**問題文:**
本文の「エルメス・インターナショナル」から「ロ(約6940億円)だった。」までを、「純利益」を「最終利益」に変えて書き直してください。

エルメス・インターナショナル(HERMES INTERNATIONAL以下、エルメス)の2023年12月期決算は、売上高が前期比15.7%増の134億2700万ユーロ(約2兆1617億円)、営業利益は同20.3%増の56億5000万ユーロ(約9096億円)、純利益は同28.0%増の43億1100万ユーロ(約6940億円)だった。
地域別の売上高は、フランスが同19.7%増の12億7400万ユーロ(約2051億円)、フランス以外のヨーロッパは同18.4%増の18億1800万ユーロ(約2926億円)だった。いずれも現地の顧客および観光客による需要が好調だった。日本以外のアジア太平洋地域は同12.9%増の62億7300万ユーロ(約1兆99億円)、日本は同14.4%増の12億6000万ユーロ(約2028億円)だった。なお、日本は現地通貨ベースでは25.7%増で、全ての地域の中で最大の成長率となった。南北アメリカは下半期に力強く回復し、同17.0%増の25億200万ユーロ(約4028億円)だった。

**提供データ:**
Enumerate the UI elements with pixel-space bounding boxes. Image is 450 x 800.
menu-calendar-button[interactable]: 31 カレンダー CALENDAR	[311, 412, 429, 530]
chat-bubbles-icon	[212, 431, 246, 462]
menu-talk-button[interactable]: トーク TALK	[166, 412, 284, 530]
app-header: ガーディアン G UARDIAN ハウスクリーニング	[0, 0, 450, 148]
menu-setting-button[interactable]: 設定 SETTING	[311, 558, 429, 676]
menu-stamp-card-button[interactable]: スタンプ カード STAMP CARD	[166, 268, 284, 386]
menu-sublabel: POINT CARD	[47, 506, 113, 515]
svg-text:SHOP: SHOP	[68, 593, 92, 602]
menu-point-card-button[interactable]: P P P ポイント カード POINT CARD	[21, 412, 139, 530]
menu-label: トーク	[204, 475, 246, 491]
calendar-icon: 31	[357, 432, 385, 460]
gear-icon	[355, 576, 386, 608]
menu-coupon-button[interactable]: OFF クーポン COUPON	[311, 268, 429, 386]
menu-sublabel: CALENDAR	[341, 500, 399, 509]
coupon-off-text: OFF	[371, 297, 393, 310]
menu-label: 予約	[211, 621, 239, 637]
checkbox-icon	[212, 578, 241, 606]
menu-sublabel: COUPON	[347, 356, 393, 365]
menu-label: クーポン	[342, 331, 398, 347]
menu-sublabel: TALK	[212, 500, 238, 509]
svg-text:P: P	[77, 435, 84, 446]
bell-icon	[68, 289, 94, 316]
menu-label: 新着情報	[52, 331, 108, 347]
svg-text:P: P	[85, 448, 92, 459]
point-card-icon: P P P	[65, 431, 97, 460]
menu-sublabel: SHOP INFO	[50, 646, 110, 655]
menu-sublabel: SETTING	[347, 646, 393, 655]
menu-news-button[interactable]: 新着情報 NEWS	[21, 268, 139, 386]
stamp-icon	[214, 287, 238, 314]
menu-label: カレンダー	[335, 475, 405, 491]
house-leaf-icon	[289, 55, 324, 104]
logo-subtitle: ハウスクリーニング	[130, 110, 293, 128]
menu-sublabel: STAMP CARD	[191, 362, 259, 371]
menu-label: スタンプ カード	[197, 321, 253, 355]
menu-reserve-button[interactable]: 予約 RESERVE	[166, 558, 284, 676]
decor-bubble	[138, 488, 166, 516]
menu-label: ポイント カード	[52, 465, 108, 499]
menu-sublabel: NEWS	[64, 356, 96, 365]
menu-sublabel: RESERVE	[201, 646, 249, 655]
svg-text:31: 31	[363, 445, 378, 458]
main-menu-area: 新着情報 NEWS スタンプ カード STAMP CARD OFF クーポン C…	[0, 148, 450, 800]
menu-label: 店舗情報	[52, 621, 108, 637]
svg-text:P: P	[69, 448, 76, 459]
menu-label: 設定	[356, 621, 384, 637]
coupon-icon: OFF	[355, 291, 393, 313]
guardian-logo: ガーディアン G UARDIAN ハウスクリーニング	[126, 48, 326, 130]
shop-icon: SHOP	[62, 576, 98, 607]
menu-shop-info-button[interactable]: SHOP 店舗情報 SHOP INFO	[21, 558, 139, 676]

**解答:**
エルメス・インターナショナル(HERMES INTERNATIONAL以下、エルメス)の2023年12月期決算は、売上高が前期比15.7%増の134億2700万ユーロ(約2兆1617億円)、営業利益は同20.3%増の56億5000万ユーロ(約9096億円)、最終利益は同28.0%増の43億1100万ユーロ(約6940億円)だった。